Set problem: Omit all pictures, then retype the data exactly as given.

Stored records
++++++++
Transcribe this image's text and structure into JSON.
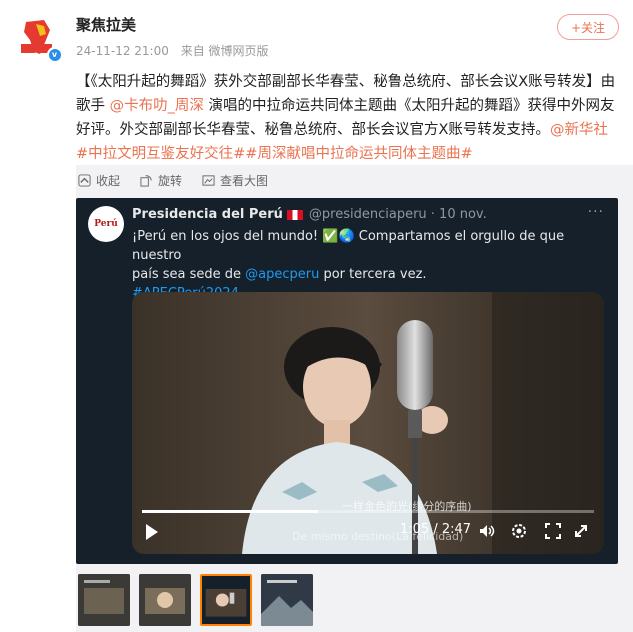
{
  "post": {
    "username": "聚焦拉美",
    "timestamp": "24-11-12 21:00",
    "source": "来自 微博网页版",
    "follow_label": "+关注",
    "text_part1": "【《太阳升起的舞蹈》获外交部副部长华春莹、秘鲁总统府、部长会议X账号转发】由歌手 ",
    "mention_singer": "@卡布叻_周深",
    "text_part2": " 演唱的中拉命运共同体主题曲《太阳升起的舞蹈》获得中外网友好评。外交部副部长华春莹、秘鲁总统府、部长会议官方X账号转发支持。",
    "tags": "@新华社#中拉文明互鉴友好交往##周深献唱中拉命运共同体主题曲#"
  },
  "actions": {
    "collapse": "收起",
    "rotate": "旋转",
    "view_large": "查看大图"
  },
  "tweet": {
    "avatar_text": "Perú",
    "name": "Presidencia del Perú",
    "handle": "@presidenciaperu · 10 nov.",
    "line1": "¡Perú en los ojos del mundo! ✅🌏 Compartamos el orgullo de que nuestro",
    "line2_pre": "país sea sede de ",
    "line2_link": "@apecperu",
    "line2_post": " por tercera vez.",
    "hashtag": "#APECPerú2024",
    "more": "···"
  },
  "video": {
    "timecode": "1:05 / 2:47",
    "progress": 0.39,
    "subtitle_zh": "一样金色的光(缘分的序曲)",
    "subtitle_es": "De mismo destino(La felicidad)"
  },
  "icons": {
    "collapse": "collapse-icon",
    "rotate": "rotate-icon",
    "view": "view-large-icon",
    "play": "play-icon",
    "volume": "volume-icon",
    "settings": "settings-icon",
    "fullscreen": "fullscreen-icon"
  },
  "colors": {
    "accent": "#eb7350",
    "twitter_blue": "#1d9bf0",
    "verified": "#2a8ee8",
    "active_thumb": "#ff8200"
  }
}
++++++++
Response to this exercise:
Transcribe this image's text and structure into JSON.
{
  "post": {
    "username": "聚焦拉美",
    "timestamp": "24-11-12 21:00",
    "source": "来自 微博网页版",
    "follow_label": "+关注",
    "text_part1": "【《太阳升起的舞蹈》获外交部副部长华春莹、秘鲁总统府、部长会议X账号转发】由歌手 ",
    "mention_singer": "@卡布叻_周深",
    "text_part2": " 演唱的中拉命运共同体主题曲《太阳升起的舞蹈》获得中外网友好评。外交部副部长华春莹、秘鲁总统府、部长会议官方X账号转发支持。",
    "tags": "@新华社#中拉文明互鉴友好交往##周深献唱中拉命运共同体主题曲#"
  },
  "actions": {
    "collapse": "收起",
    "rotate": "旋转",
    "view_large": "查看大图"
  },
  "tweet": {
    "avatar_text": "Perú",
    "name": "Presidencia del Perú",
    "handle": "@presidenciaperu · 10 nov.",
    "line1": "¡Perú en los ojos del mundo! ✅🌏 Compartamos el orgullo de que nuestro",
    "line2_pre": "país sea sede de ",
    "line2_link": "@apecperu",
    "line2_post": " por tercera vez.",
    "hashtag": "#APECPerú2024",
    "more": "···"
  },
  "video": {
    "timecode": "1:05 / 2:47",
    "progress": 0.39,
    "subtitle_zh": "一样金色的光(缘分的序曲)",
    "subtitle_es": "De mismo destino(La felicidad)"
  },
  "icons": {
    "collapse": "collapse-icon",
    "rotate": "rotate-icon",
    "view": "view-large-icon",
    "play": "play-icon",
    "volume": "volume-icon",
    "settings": "settings-icon",
    "fullscreen": "fullscreen-icon"
  },
  "colors": {
    "accent": "#eb7350",
    "twitter_blue": "#1d9bf0",
    "verified": "#2a8ee8",
    "active_thumb": "#ff8200"
  }
}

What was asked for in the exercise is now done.